Restate the full set of records exactly, without adding or dropping a word.

((

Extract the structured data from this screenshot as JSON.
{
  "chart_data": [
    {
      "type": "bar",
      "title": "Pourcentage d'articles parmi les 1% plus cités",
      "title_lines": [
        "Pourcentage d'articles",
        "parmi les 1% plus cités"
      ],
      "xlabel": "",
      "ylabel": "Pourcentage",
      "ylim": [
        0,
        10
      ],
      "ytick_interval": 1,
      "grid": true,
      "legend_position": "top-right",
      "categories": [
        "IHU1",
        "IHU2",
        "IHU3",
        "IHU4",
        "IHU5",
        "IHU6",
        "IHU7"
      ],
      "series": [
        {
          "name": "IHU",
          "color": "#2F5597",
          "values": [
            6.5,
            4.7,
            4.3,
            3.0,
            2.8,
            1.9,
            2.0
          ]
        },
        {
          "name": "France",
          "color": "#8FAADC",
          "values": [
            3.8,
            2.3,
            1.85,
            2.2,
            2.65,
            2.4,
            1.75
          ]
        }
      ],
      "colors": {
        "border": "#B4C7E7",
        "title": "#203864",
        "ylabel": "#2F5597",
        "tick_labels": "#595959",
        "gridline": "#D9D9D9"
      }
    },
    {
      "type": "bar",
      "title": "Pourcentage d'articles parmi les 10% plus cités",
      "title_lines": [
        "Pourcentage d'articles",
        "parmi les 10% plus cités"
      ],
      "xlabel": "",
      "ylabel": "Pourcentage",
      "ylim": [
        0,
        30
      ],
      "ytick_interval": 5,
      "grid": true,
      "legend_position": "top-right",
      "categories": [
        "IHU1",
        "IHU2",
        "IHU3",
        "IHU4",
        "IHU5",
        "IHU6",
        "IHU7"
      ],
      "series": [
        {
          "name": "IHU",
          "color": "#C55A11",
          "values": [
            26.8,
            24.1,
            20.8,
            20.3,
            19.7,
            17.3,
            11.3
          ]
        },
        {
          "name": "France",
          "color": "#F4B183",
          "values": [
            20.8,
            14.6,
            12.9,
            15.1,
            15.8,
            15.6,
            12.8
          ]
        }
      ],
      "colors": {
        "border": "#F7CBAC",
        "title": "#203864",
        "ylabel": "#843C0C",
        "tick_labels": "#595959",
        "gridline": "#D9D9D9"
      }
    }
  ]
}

))

Written answer ::
Extract the structured data from this screenshot as JSON.
{
  "chart_data": [
    {
      "type": "bar",
      "title": "Pourcentage d'articles parmi les 1% plus cités",
      "title_lines": [
        "Pourcentage d'articles",
        "parmi les 1% plus cités"
      ],
      "xlabel": "",
      "ylabel": "Pourcentage",
      "ylim": [
        0,
        10
      ],
      "ytick_interval": 1,
      "grid": true,
      "legend_position": "top-right",
      "categories": [
        "IHU1",
        "IHU2",
        "IHU3",
        "IHU4",
        "IHU5",
        "IHU6",
        "IHU7"
      ],
      "series": [
        {
          "name": "IHU",
          "color": "#2F5597",
          "values": [
            6.5,
            4.7,
            4.3,
            3.0,
            2.8,
            1.9,
            2.0
          ]
        },
        {
          "name": "France",
          "color": "#8FAADC",
          "values": [
            3.8,
            2.3,
            1.85,
            2.2,
            2.65,
            2.4,
            1.75
          ]
        }
      ],
      "colors": {
        "border": "#B4C7E7",
        "title": "#203864",
        "ylabel": "#2F5597",
        "tick_labels": "#595959",
        "gridline": "#D9D9D9"
      }
    },
    {
      "type": "bar",
      "title": "Pourcentage d'articles parmi les 10% plus cités",
      "title_lines": [
        "Pourcentage d'articles",
        "parmi les 10% plus cités"
      ],
      "xlabel": "",
      "ylabel": "Pourcentage",
      "ylim": [
        0,
        30
      ],
      "ytick_interval": 5,
      "grid": true,
      "legend_position": "top-right",
      "categories": [
        "IHU1",
        "IHU2",
        "IHU3",
        "IHU4",
        "IHU5",
        "IHU6",
        "IHU7"
      ],
      "series": [
        {
          "name": "IHU",
          "color": "#C55A11",
          "values": [
            26.8,
            24.1,
            20.8,
            20.3,
            19.7,
            17.3,
            11.3
          ]
        },
        {
          "name": "France",
          "color": "#F4B183",
          "values": [
            20.8,
            14.6,
            12.9,
            15.1,
            15.8,
            15.6,
            12.8
          ]
        }
      ],
      "colors": {
        "border": "#F7CBAC",
        "title": "#203864",
        "ylabel": "#843C0C",
        "tick_labels": "#595959",
        "gridline": "#D9D9D9"
      }
    }
  ]
}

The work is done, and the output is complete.